══ RECORDS FOR PROCESSING

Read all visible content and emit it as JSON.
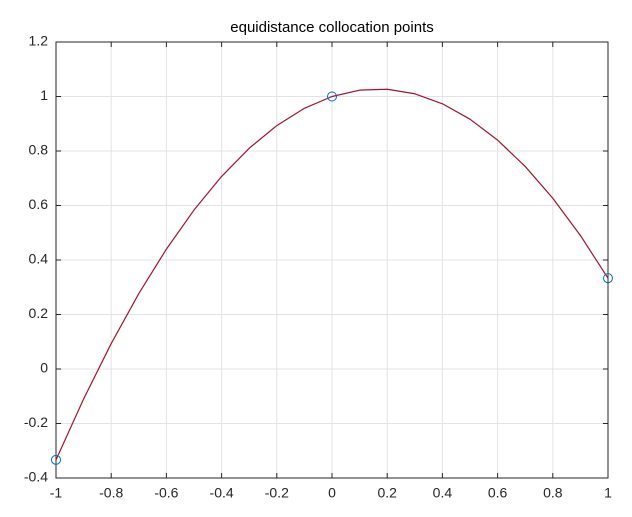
{
  "chart_data": {
    "type": "line",
    "title": "equidistance collocation points",
    "xlim": [
      -1,
      1
    ],
    "xticks": [
      -1,
      -0.8,
      -0.6,
      -0.4,
      -0.2,
      0,
      0.2,
      0.4,
      0.6,
      0.8,
      1
    ],
    "ylim": [
      -0.4,
      1.2
    ],
    "yticks": [
      -0.4,
      -0.2,
      0,
      0.2,
      0.4,
      0.6,
      0.8,
      1,
      1.2
    ],
    "grid": true,
    "series": [
      {
        "color": "#a2142f",
        "style": "line",
        "x": [
          -1,
          -0.9,
          -0.8,
          -0.7,
          -0.6,
          -0.5,
          -0.4,
          -0.3,
          -0.2,
          -0.1,
          0,
          0.1,
          0.2,
          0.3,
          0.4,
          0.5,
          0.6,
          0.7,
          0.8,
          0.9,
          1
        ],
        "values": [
          -0.3333,
          -0.11,
          0.0933,
          0.2767,
          0.44,
          0.5833,
          0.7067,
          0.81,
          0.8933,
          0.9567,
          1,
          1.0233,
          1.0267,
          1.01,
          0.9733,
          0.9167,
          0.84,
          0.7433,
          0.6267,
          0.49,
          0.3333
        ]
      },
      {
        "color": "#0072bd",
        "style": "markers",
        "x": [
          -1,
          0,
          1
        ],
        "values": [
          -0.3333,
          1,
          0.3333
        ]
      }
    ]
  }
}
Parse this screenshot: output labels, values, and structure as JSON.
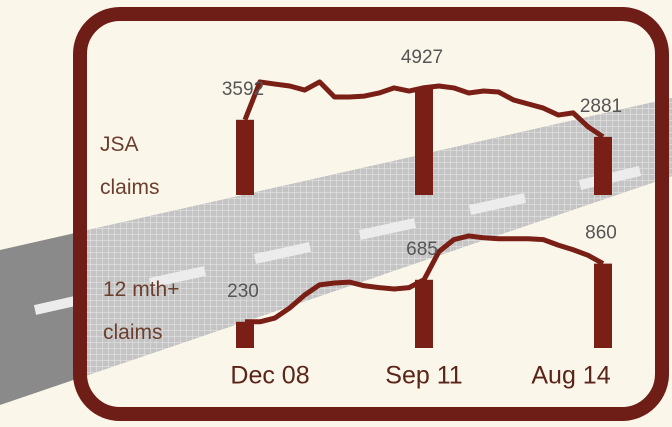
{
  "chart_data": {
    "type": "line",
    "categories": [
      "Dec 08",
      null,
      null,
      null,
      null,
      null,
      null,
      null,
      null,
      null,
      null,
      null,
      "Sep 11",
      null,
      null,
      null,
      null,
      null,
      null,
      null,
      null,
      null,
      null,
      null,
      "Aug 14"
    ],
    "series": [
      {
        "name": "JSA claims",
        "color": "#7a1f16",
        "values": [
          3592,
          5170,
          5080,
          5000,
          4830,
          5170,
          4540,
          4540,
          4580,
          4710,
          4920,
          4790,
          4927,
          5000,
          4920,
          4710,
          4790,
          4750,
          4420,
          4250,
          4080,
          3790,
          3880,
          3300,
          2881
        ]
      },
      {
        "name": "12 mth+ claims",
        "color": "#7a1f16",
        "axis": "y2",
        "values": [
          230,
          230,
          270,
          380,
          520,
          630,
          650,
          660,
          620,
          600,
          585,
          600,
          685,
          990,
          1120,
          1160,
          1140,
          1130,
          1130,
          1130,
          1120,
          1060,
          1010,
          950,
          860
        ]
      }
    ],
    "ylim": [
      0,
      6000
    ],
    "y2lim": [
      0,
      1300
    ]
  }
}
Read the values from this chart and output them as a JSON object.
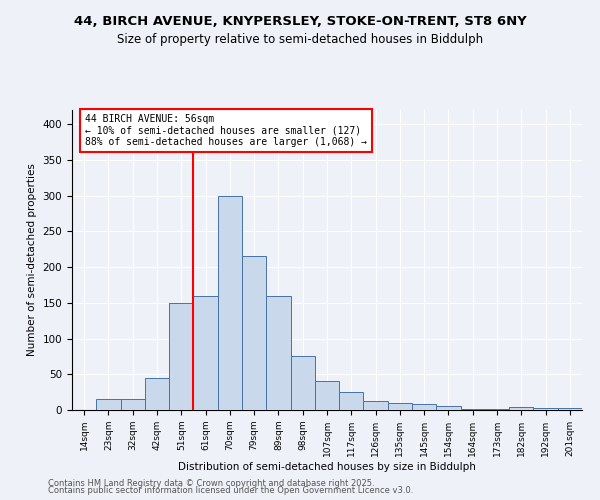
{
  "title_line1": "44, BIRCH AVENUE, KNYPERSLEY, STOKE-ON-TRENT, ST8 6NY",
  "title_line2": "Size of property relative to semi-detached houses in Biddulph",
  "xlabel": "Distribution of semi-detached houses by size in Biddulph",
  "ylabel": "Number of semi-detached properties",
  "annotation_title": "44 BIRCH AVENUE: 56sqm",
  "annotation_line1": "← 10% of semi-detached houses are smaller (127)",
  "annotation_line2": "88% of semi-detached houses are larger (1,068) →",
  "categories": [
    "14sqm",
    "23sqm",
    "32sqm",
    "42sqm",
    "51sqm",
    "61sqm",
    "70sqm",
    "79sqm",
    "89sqm",
    "98sqm",
    "107sqm",
    "117sqm",
    "126sqm",
    "135sqm",
    "145sqm",
    "154sqm",
    "164sqm",
    "173sqm",
    "182sqm",
    "192sqm",
    "201sqm"
  ],
  "values": [
    0,
    15,
    15,
    45,
    150,
    160,
    300,
    215,
    160,
    75,
    40,
    25,
    13,
    10,
    8,
    5,
    2,
    2,
    4,
    3,
    3
  ],
  "bar_color": "#c9d9eb",
  "bar_edge_color": "#4472a8",
  "vline_x": 4.5,
  "vline_color": "red",
  "ylim": [
    0,
    420
  ],
  "yticks": [
    0,
    50,
    100,
    150,
    200,
    250,
    300,
    350,
    400
  ],
  "background_color": "#eef2f8",
  "footer_line1": "Contains HM Land Registry data © Crown copyright and database right 2025.",
  "footer_line2": "Contains public sector information licensed under the Open Government Licence v3.0.",
  "title_fontsize": 9.5,
  "subtitle_fontsize": 8.5
}
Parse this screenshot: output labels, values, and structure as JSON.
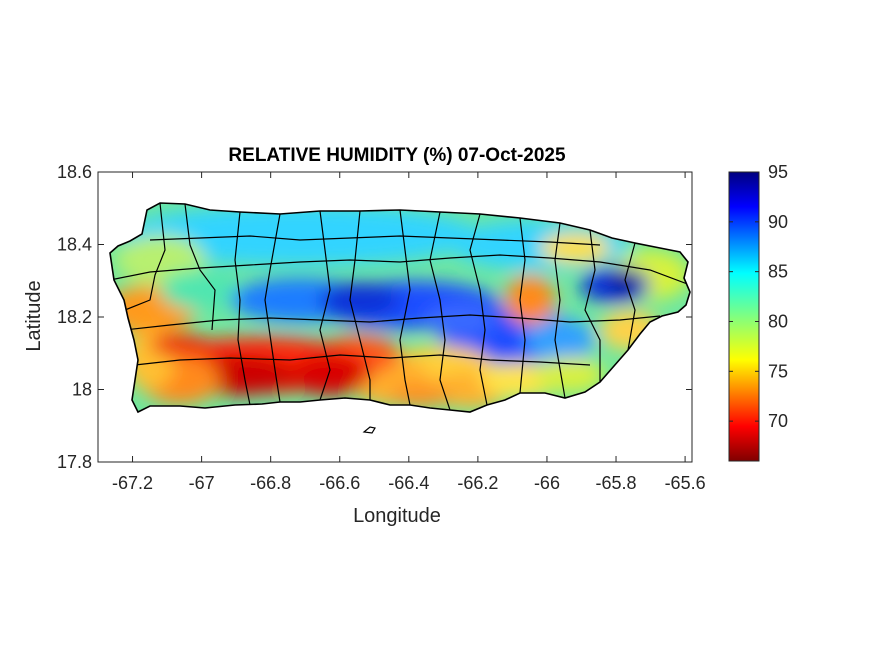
{
  "chart_data": {
    "type": "heatmap",
    "title": "RELATIVE HUMIDITY (%) 07-Oct-2025",
    "xlabel": "Longitude",
    "ylabel": "Latitude",
    "xlim": [
      -67.3,
      -65.58
    ],
    "ylim": [
      17.8,
      18.6
    ],
    "xticks": [
      -67.2,
      -67,
      -66.8,
      -66.6,
      -66.4,
      -66.2,
      -66,
      -65.8,
      -65.6
    ],
    "xtick_labels": [
      "-67.2",
      "-67",
      "-66.8",
      "-66.6",
      "-66.4",
      "-66.2",
      "-66",
      "-65.8",
      "-65.6"
    ],
    "yticks": [
      17.8,
      18,
      18.2,
      18.4,
      18.6
    ],
    "ytick_labels": [
      "17.8",
      "18",
      "18.2",
      "18.4",
      "18.6"
    ],
    "colorbar": {
      "range": [
        66,
        95
      ],
      "ticks": [
        70,
        75,
        80,
        85,
        90,
        95
      ],
      "tick_labels": [
        "70",
        "75",
        "80",
        "85",
        "90",
        "95"
      ],
      "colormap": "jet"
    },
    "regions": [
      {
        "name": "",
        "lon": -66.6,
        "lat": 18.03,
        "value": 67
      },
      {
        "name": "",
        "lon": -66.85,
        "lat": 18.05,
        "value": 68
      },
      {
        "name": "",
        "lon": -66.4,
        "lat": 18.23,
        "value": 92
      },
      {
        "name": "",
        "lon": -65.8,
        "lat": 18.29,
        "value": 93
      },
      {
        "name": "",
        "lon": -66.6,
        "lat": 18.45,
        "value": 84
      }
    ]
  }
}
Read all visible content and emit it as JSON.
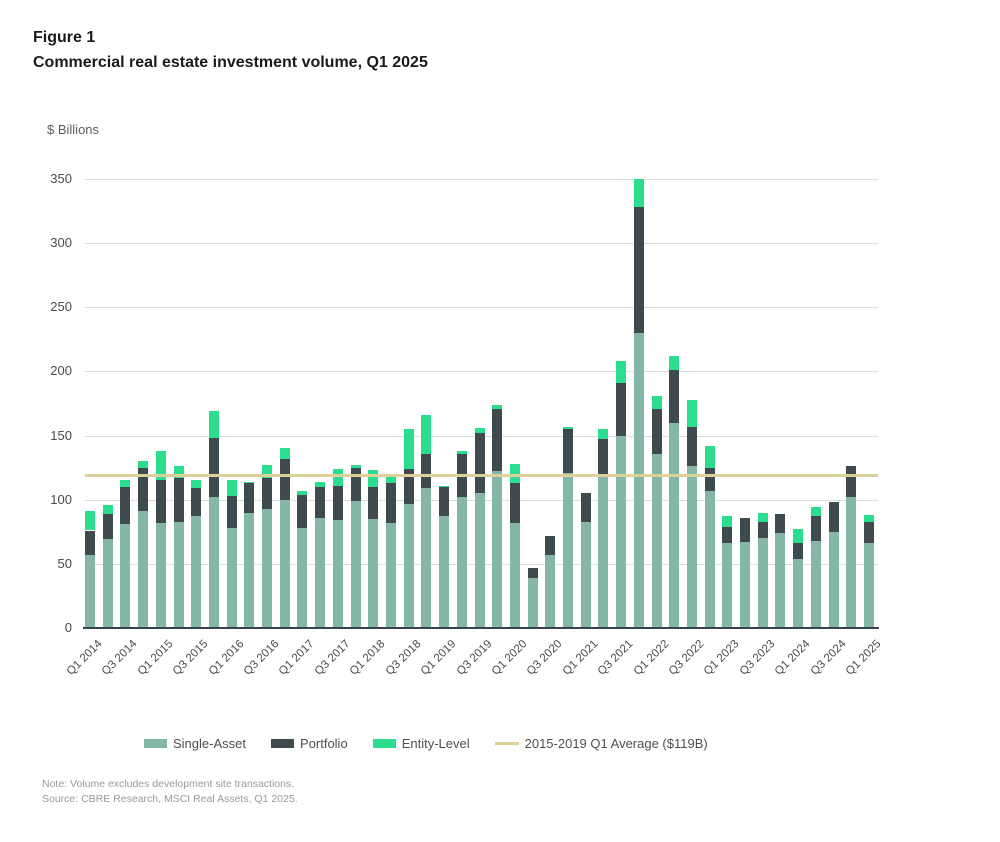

════

_TASK TO COMPLETE_. Reproduce all of the material above word for word. Omit the pictures.

_FULL SOLUTION_.
Read all visible content and emit it as JSON.
{
  "chart_data": {
    "type": "line",
    "title": "equidistance collocation points",
    "xlim": [
      -1,
      1
    ],
    "xticks": [
      -1,
      -0.8,
      -0.6,
      -0.4,
      -0.2,
      0,
      0.2,
      0.4,
      0.6,
      0.8,
      1
    ],
    "ylim": [
      -0.4,
      1.2
    ],
    "yticks": [
      -0.4,
      -0.2,
      0,
      0.2,
      0.4,
      0.6,
      0.8,
      1,
      1.2
    ],
    "grid": true,
    "series": [
      {
        "color": "#a2142f",
        "style": "line",
        "x": [
          -1,
          -0.9,
          -0.8,
          -0.7,
          -0.6,
          -0.5,
          -0.4,
          -0.3,
          -0.2,
          -0.1,
          0,
          0.1,
          0.2,
          0.3,
          0.4,
          0.5,
          0.6,
          0.7,
          0.8,
          0.9,
          1
        ],
        "values": [
          -0.3333,
          -0.11,
          0.0933,
          0.2767,
          0.44,
          0.5833,
          0.7067,
          0.81,
          0.8933,
          0.9567,
          1,
          1.0233,
          1.0267,
          1.01,
          0.9733,
          0.9167,
          0.84,
          0.7433,
          0.6267,
          0.49,
          0.3333
        ]
      },
      {
        "color": "#0072bd",
        "style": "markers",
        "x": [
          -1,
          0,
          1
        ],
        "values": [
          -0.3333,
          1,
          0.3333
        ]
      }
    ]
  }
}
Parse this screenshot: output labels, values, and structure as JSON.
{
  "chart_data": {
    "type": "line",
    "categories": [
      "Dec 08",
      null,
      null,
      null,
      null,
      null,
      null,
      null,
      null,
      null,
      null,
      null,
      "Sep 11",
      null,
      null,
      null,
      null,
      null,
      null,
      null,
      null,
      null,
      null,
      null,
      "Aug 14"
    ],
    "series": [
      {
        "name": "JSA claims",
        "color": "#7a1f16",
        "values": [
          3592,
          5170,
          5080,
          5000,
          4830,
          5170,
          4540,
          4540,
          4580,
          4710,
          4920,
          4790,
          4927,
          5000,
          4920,
          4710,
          4790,
          4750,
          4420,
          4250,
          4080,
          3790,
          3880,
          3300,
          2881
        ]
      },
      {
        "name": "12 mth+ claims",
        "color": "#7a1f16",
        "axis": "y2",
        "values": [
          230,
          230,
          270,
          380,
          520,
          630,
          650,
          660,
          620,
          600,
          585,
          600,
          685,
          990,
          1120,
          1160,
          1140,
          1130,
          1130,
          1130,
          1120,
          1060,
          1010,
          950,
          860
        ]
      }
    ],
    "ylim": [
      0,
      6000
    ],
    "y2lim": [
      0,
      1300
    ]
  }
}
Read the values from this chart and output them as a JSON object.
{
  "title_line1": "44, BIRCH AVENUE, KNYPERSLEY, STOKE-ON-TRENT, ST8 6NY",
  "title_line2": "Size of property relative to semi-detached houses in Biddulph",
  "xlabel": "Distribution of semi-detached houses by size in Biddulph",
  "ylabel": "Number of semi-detached properties",
  "annotation_title": "44 BIRCH AVENUE: 56sqm",
  "annotation_line1": "← 10% of semi-detached houses are smaller (127)",
  "annotation_line2": "88% of semi-detached houses are larger (1,068) →",
  "categories": [
    "14sqm",
    "23sqm",
    "32sqm",
    "42sqm",
    "51sqm",
    "61sqm",
    "70sqm",
    "79sqm",
    "89sqm",
    "98sqm",
    "107sqm",
    "117sqm",
    "126sqm",
    "135sqm",
    "145sqm",
    "154sqm",
    "164sqm",
    "173sqm",
    "182sqm",
    "192sqm",
    "201sqm"
  ],
  "values": [
    0,
    15,
    15,
    45,
    150,
    160,
    300,
    215,
    160,
    75,
    40,
    25,
    13,
    10,
    8,
    5,
    2,
    2,
    4,
    3,
    3
  ],
  "bar_color": "#c9d9eb",
  "bar_edge_color": "#4472a8",
  "vline_x": 4.5,
  "vline_color": "red",
  "ylim": [
    0,
    420
  ],
  "yticks": [
    0,
    50,
    100,
    150,
    200,
    250,
    300,
    350,
    400
  ],
  "background_color": "#eef2f8",
  "footer_line1": "Contains HM Land Registry data © Crown copyright and database right 2025.",
  "footer_line2": "Contains public sector information licensed under the Open Government Licence v3.0.",
  "title_fontsize": 9.5,
  "subtitle_fontsize": 8.5
}
Parse this screenshot: output labels, values, and structure as JSON.
{
  "chart_data": {
    "type": "heatmap",
    "title": "RELATIVE HUMIDITY (%) 07-Oct-2025",
    "xlabel": "Longitude",
    "ylabel": "Latitude",
    "xlim": [
      -67.3,
      -65.58
    ],
    "ylim": [
      17.8,
      18.6
    ],
    "xticks": [
      -67.2,
      -67,
      -66.8,
      -66.6,
      -66.4,
      -66.2,
      -66,
      -65.8,
      -65.6
    ],
    "xtick_labels": [
      "-67.2",
      "-67",
      "-66.8",
      "-66.6",
      "-66.4",
      "-66.2",
      "-66",
      "-65.8",
      "-65.6"
    ],
    "yticks": [
      17.8,
      18,
      18.2,
      18.4,
      18.6
    ],
    "ytick_labels": [
      "17.8",
      "18",
      "18.2",
      "18.4",
      "18.6"
    ],
    "colorbar": {
      "range": [
        66,
        95
      ],
      "ticks": [
        70,
        75,
        80,
        85,
        90,
        95
      ],
      "tick_labels": [
        "70",
        "75",
        "80",
        "85",
        "90",
        "95"
      ],
      "colormap": "jet"
    },
    "regions": [
      {
        "name": "",
        "lon": -66.6,
        "lat": 18.03,
        "value": 67
      },
      {
        "name": "",
        "lon": -66.85,
        "lat": 18.05,
        "value": 68
      },
      {
        "name": "",
        "lon": -66.4,
        "lat": 18.23,
        "value": 92
      },
      {
        "name": "",
        "lon": -65.8,
        "lat": 18.29,
        "value": 93
      },
      {
        "name": "",
        "lon": -66.6,
        "lat": 18.45,
        "value": 84
      }
    ]
  }
}
Read all visible content and emit it as JSON.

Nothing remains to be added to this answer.